**TAREFAS E EXERCÍCIOS**
1 - Segundo o trecho para leitura, quais elementos a tectônica de placas mostra agindo como sistemas interrelacionados?
2 - Reescreva em forma de lista o parágrafo do trecho para leitura que começa com "A teoria da tectônica de placas trouxe", mantendo seus fatos principais.

**TRECHO PARA LEITURA**
Altair
Sales Barbosa
Apenas
teve início a estação seca nos chapadões centrais do Brasil e já começamos a
sentir os sinais do que nos aguarda, num futuro próximo, quando esta estação
atingir o seu auge. Mas, desta vez, não podemos colocar a culpa nas crianças.
Na última estação chuvosa elas foram até generosas, me refiro às ações dos
meninos El Nino e La Nina.
Então,
por que se preocupar com escassez hídrica, estiagem severa, diminuição da vazão
dos rios e outras complicações advindas dessas situações adversas. As respostas
estão bem diante de nossos olhos, mas insistimos em querer não enxergá-las,
isto porque, também, não nos interessa ter uma visão dos fenômenos de forma
global. É mais fácil continuarmos apelidando o Cerrado de Bioma e, vez em
quando, agregarmos um ou outro elemento para rechear ainda mais a confusão de um
conceito simples, que surgiu em 1916, quando a ciência nem conhecia os
princípios de funcionamento das placas tectônicas, como também não eram
conhecidos os princípios da teoria do caos, e outros conhecimentos que
emergiram a partir do avanço desses conhecimentos e que somente nos últimos
tempos começaram a ser entendidos. É bem mais cômodo ficarmos cultivando
conceitos antigos. A ciência é uma peça muito exigente, que fica o tempo todo
cobrando de nós atualizações, em conceitos e conhecimentos emergentes, como se
tivéssemos tempo de nos banhar nessa areia movediça e perseguíssemos os
caminhos das águas, para verificar se esta evaporou ou se infiltrou nas camadas
do solo.
A
teoria da tectônica de placas trouxe um conceito revolucionário que teve
consequências significativas e de longo alcance em todos os campos da geologia.
Ela fornece a base das relações entre muitos fenômenos aparentemente sem
relação. Assim, além de ser responsável pelas características da crosta da
Terra, o movimento das placas também afeta a formação e a distribuição dos
recursos minerais e influencia a distribuição e a evolução da biota mundial. A
tectônica de placas pode demonstrar que todos os ciclos da Terra funcionam como
um sistema, onde todos os elementos, atmosfera, hidrosfera, litosfera e
biosfera, agem como sistemas interrelacionados.
Para
entendermos as diversas questões ligadas à diminuição drástica da vazão da
maior parte dos rios do Brasil, bem como a diminuição dos reservatórios e o
desaparecimento de centenas de cursos d’águas do Planalto Central Brasileiro,
torna-se necessário compreendermos a dinâmica do Planeta Terra, ou seja, os
fenômenos que se passam acima das nossas cabeças e aqueles que se encontram
abaixo dos nossos pés.

Registros de layout
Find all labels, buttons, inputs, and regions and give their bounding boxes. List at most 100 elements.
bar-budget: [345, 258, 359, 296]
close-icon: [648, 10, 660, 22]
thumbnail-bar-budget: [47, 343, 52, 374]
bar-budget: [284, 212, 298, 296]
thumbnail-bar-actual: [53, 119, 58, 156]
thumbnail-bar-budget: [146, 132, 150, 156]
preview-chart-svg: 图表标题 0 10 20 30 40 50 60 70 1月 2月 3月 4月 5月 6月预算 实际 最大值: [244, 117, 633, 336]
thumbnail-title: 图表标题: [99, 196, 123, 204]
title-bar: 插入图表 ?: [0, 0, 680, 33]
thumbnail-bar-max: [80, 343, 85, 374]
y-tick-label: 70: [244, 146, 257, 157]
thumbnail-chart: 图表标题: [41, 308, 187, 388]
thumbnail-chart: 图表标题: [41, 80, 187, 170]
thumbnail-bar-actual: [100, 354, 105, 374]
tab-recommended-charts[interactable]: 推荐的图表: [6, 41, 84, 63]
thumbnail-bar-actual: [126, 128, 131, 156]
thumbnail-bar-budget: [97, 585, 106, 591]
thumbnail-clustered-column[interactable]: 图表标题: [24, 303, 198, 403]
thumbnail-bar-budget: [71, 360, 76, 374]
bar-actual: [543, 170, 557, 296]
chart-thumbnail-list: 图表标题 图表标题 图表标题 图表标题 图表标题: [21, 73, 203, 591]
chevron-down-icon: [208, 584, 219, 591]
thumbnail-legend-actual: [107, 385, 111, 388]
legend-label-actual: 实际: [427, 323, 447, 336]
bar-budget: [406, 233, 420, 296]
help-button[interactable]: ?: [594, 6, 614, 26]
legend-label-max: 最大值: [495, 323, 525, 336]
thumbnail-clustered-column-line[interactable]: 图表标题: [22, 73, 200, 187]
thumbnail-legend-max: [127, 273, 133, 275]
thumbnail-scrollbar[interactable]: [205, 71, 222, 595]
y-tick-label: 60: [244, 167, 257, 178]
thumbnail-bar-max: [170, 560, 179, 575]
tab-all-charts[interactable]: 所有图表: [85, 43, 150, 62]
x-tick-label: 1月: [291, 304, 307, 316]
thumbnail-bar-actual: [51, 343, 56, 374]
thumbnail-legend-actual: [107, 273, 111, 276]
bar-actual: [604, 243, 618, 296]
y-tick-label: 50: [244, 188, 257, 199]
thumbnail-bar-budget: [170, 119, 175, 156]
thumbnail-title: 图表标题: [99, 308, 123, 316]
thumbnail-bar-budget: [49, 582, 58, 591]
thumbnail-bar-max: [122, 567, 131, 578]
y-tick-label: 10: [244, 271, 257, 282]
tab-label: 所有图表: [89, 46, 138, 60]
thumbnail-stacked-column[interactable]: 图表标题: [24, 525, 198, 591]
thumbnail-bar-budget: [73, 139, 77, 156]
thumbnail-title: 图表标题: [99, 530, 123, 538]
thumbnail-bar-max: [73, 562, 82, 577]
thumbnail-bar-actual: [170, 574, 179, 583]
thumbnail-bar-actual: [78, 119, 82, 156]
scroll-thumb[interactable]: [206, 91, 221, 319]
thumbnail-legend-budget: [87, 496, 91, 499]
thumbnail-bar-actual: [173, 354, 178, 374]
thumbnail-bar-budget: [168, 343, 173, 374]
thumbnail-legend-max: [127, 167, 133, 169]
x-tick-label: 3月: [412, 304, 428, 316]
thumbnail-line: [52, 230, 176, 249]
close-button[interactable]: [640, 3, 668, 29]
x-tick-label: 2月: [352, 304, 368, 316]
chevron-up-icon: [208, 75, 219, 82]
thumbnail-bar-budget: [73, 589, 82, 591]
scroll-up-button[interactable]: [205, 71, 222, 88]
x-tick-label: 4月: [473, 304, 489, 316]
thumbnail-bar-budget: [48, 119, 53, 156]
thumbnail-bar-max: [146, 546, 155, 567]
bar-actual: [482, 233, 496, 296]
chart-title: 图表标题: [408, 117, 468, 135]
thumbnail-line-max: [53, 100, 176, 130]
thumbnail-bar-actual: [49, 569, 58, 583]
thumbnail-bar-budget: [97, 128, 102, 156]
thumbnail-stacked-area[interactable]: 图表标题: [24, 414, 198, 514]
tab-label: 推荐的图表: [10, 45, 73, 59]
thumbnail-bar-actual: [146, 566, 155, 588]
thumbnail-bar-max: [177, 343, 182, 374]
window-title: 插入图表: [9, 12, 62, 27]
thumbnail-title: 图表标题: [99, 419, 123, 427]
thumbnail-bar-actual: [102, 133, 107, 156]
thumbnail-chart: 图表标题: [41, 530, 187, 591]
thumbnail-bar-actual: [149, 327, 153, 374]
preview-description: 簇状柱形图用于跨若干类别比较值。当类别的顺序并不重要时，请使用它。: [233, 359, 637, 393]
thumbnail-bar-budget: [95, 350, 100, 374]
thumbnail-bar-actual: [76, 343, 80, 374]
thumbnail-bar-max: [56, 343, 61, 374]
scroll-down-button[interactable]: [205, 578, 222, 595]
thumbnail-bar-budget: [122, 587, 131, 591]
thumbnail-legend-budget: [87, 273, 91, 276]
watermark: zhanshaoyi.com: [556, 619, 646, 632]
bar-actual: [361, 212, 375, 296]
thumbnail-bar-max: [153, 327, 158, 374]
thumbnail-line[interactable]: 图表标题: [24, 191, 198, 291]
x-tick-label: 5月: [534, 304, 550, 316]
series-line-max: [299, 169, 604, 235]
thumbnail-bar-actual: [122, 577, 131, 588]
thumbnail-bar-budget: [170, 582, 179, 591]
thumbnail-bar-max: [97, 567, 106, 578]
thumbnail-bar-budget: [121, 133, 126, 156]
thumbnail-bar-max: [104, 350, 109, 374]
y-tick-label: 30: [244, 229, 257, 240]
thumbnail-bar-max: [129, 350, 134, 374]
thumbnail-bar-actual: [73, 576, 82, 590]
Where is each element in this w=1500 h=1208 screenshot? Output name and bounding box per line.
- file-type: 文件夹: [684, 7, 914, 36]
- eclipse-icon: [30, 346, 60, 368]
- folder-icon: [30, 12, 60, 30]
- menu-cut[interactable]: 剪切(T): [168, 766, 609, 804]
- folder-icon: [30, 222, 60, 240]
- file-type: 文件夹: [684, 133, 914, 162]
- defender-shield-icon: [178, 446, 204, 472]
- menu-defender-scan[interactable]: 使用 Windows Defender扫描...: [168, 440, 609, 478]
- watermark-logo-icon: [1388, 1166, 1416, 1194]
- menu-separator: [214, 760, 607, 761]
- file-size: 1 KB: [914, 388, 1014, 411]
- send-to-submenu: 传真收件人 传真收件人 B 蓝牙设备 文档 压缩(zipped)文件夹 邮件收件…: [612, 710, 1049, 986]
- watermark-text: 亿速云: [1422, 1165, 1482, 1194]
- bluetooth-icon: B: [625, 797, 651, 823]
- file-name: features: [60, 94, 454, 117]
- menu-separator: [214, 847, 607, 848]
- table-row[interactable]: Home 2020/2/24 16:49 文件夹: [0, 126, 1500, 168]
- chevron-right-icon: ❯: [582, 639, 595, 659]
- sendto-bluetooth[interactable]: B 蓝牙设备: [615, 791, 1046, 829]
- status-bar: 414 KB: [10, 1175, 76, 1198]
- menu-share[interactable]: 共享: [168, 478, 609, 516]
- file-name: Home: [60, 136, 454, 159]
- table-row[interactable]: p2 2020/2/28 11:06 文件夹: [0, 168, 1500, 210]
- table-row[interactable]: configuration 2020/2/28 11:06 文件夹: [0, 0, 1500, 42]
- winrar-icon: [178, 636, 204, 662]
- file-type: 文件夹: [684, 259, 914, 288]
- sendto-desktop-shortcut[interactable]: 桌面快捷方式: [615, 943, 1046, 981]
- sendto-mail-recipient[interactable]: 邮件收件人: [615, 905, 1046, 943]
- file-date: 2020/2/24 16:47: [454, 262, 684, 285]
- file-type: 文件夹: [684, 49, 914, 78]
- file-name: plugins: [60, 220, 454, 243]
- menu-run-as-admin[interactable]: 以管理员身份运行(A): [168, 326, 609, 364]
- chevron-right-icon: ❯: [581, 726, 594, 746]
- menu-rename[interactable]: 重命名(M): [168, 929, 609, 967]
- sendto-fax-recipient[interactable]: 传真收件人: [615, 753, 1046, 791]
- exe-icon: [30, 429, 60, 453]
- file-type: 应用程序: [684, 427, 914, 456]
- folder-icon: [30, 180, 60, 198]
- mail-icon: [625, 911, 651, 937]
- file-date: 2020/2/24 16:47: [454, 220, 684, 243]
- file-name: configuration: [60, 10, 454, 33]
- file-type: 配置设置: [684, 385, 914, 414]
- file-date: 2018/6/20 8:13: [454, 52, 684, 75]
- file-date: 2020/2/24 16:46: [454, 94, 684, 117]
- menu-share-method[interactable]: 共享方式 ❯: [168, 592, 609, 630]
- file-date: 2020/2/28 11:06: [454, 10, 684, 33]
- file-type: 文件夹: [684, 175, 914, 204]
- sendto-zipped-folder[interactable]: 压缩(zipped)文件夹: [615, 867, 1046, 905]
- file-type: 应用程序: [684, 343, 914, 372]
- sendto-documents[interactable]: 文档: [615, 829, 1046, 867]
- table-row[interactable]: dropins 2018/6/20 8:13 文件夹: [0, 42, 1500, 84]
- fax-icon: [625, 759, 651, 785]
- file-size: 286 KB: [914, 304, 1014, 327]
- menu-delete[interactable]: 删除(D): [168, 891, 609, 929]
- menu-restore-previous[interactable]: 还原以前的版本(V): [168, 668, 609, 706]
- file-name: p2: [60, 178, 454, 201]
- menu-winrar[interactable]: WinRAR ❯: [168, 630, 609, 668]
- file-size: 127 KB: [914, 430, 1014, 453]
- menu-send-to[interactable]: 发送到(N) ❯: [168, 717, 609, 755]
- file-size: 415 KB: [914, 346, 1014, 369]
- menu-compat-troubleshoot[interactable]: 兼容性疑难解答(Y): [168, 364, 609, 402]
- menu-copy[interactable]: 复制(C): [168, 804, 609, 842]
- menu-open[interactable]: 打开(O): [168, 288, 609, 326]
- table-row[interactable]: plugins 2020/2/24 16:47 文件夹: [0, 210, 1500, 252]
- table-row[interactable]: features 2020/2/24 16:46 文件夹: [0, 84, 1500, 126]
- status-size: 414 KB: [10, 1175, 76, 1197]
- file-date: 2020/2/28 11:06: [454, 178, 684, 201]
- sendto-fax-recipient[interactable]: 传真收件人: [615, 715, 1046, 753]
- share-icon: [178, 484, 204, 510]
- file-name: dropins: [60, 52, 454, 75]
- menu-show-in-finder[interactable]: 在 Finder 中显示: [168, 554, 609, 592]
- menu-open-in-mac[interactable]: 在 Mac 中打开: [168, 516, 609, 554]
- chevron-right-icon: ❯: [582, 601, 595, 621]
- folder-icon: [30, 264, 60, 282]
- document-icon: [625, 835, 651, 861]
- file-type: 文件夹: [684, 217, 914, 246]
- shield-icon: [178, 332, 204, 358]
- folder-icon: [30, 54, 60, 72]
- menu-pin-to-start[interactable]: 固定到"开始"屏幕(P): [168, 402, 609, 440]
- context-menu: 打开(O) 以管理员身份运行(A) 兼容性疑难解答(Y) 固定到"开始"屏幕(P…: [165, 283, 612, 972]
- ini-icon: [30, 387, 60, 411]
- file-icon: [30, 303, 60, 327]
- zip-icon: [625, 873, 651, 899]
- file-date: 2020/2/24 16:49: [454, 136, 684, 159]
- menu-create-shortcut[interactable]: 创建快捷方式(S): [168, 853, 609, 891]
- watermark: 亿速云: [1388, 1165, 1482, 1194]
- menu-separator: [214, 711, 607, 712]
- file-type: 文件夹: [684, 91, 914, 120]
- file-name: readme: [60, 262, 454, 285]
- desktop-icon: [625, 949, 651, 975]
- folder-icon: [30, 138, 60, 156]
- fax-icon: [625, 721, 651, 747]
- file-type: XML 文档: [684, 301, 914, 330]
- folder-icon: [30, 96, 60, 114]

**RESPOSTAS**
1 - A atmosfera, a hidrosfera, a litosfera e a biosfera.

2 -
- A teoria da tectônica de placas trouxe um conceito revolucionário, com consequências amplas em todos os campos da geologia.
- Ela fornece a base das relações entre muitos fenômenos aparentemente sem relação.
- O movimento das placas é responsável pelas características da crosta terrestre.
- Esse movimento também afeta a formação e a distribuição dos recursos minerais.
- Ele influencia ainda a distribuição e a evolução da biota mundial.
- A tectônica de placas pode demonstrar que todos os ciclos da Terra funcionam como um sistema, no qual atmosfera, hidrosfera, litosfera e biosfera agem como sistemas interrelacionados.